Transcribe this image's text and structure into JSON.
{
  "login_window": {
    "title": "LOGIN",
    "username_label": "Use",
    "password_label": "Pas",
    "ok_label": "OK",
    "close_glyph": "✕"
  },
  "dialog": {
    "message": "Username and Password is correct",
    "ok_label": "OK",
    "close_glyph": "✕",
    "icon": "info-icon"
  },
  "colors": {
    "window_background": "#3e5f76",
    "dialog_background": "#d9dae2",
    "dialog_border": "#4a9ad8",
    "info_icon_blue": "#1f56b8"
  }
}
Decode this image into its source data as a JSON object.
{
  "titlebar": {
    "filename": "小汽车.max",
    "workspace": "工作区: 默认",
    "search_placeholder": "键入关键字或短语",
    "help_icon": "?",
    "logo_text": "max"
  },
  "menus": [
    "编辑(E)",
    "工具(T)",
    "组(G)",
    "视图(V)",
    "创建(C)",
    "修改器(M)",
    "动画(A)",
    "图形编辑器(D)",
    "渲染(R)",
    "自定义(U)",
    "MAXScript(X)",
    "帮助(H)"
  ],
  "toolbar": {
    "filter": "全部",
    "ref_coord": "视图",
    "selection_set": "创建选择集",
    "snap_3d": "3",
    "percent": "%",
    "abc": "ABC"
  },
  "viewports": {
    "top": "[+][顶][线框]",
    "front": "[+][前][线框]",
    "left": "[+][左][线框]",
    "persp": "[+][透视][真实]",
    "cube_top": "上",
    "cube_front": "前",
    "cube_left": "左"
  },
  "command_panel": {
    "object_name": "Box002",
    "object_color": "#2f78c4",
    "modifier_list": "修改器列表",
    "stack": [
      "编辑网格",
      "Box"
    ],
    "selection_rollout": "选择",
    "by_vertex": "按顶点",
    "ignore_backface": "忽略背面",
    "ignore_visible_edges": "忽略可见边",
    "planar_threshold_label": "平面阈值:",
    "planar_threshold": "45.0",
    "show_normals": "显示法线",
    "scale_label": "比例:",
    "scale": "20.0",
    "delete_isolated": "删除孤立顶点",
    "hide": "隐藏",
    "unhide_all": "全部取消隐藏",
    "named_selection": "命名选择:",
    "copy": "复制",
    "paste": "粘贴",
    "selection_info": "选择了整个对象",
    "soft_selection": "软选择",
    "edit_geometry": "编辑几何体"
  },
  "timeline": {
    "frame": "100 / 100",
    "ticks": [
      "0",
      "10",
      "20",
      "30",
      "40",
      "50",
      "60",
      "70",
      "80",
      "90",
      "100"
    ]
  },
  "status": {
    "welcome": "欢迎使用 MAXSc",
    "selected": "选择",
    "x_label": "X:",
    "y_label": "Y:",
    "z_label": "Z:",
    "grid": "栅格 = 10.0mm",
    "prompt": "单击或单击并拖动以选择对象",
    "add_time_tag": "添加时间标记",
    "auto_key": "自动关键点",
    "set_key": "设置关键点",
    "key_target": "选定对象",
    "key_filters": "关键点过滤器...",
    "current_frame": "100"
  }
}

*JOB*. Copy every line of the records word for word.

*WRITTEN REPLY*.
Transcribe this image's text and structure into JSON.
{
  "login_window": {
    "title": "LOGIN",
    "username_label": "Use",
    "password_label": "Pas",
    "ok_label": "OK",
    "close_glyph": "✕"
  },
  "dialog": {
    "message": "Username and Password is correct",
    "ok_label": "OK",
    "close_glyph": "✕",
    "icon": "info-icon"
  },
  "colors": {
    "window_background": "#3e5f76",
    "dialog_background": "#d9dae2",
    "dialog_border": "#4a9ad8",
    "info_icon_blue": "#1f56b8"
  }
}
Decode this image into its source data as a JSON object.
{
  "titlebar": {
    "filename": "小汽车.max",
    "workspace": "工作区: 默认",
    "search_placeholder": "键入关键字或短语",
    "help_icon": "?",
    "logo_text": "max"
  },
  "menus": [
    "编辑(E)",
    "工具(T)",
    "组(G)",
    "视图(V)",
    "创建(C)",
    "修改器(M)",
    "动画(A)",
    "图形编辑器(D)",
    "渲染(R)",
    "自定义(U)",
    "MAXScript(X)",
    "帮助(H)"
  ],
  "toolbar": {
    "filter": "全部",
    "ref_coord": "视图",
    "selection_set": "创建选择集",
    "snap_3d": "3",
    "percent": "%",
    "abc": "ABC"
  },
  "viewports": {
    "top": "[+][顶][线框]",
    "front": "[+][前][线框]",
    "left": "[+][左][线框]",
    "persp": "[+][透视][真实]",
    "cube_top": "上",
    "cube_front": "前",
    "cube_left": "左"
  },
  "command_panel": {
    "object_name": "Box002",
    "object_color": "#2f78c4",
    "modifier_list": "修改器列表",
    "stack": [
      "编辑网格",
      "Box"
    ],
    "selection_rollout": "选择",
    "by_vertex": "按顶点",
    "ignore_backface": "忽略背面",
    "ignore_visible_edges": "忽略可见边",
    "planar_threshold_label": "平面阈值:",
    "planar_threshold": "45.0",
    "show_normals": "显示法线",
    "scale_label": "比例:",
    "scale": "20.0",
    "delete_isolated": "删除孤立顶点",
    "hide": "隐藏",
    "unhide_all": "全部取消隐藏",
    "named_selection": "命名选择:",
    "copy": "复制",
    "paste": "粘贴",
    "selection_info": "选择了整个对象",
    "soft_selection": "软选择",
    "edit_geometry": "编辑几何体"
  },
  "timeline": {
    "frame": "100 / 100",
    "ticks": [
      "0",
      "10",
      "20",
      "30",
      "40",
      "50",
      "60",
      "70",
      "80",
      "90",
      "100"
    ]
  },
  "status": {
    "welcome": "欢迎使用 MAXSc",
    "selected": "选择",
    "x_label": "X:",
    "y_label": "Y:",
    "z_label": "Z:",
    "grid": "栅格 = 10.0mm",
    "prompt": "单击或单击并拖动以选择对象",
    "add_time_tag": "添加时间标记",
    "auto_key": "自动关键点",
    "set_key": "设置关键点",
    "key_target": "选定对象",
    "key_filters": "关键点过滤器...",
    "current_frame": "100"
  }
}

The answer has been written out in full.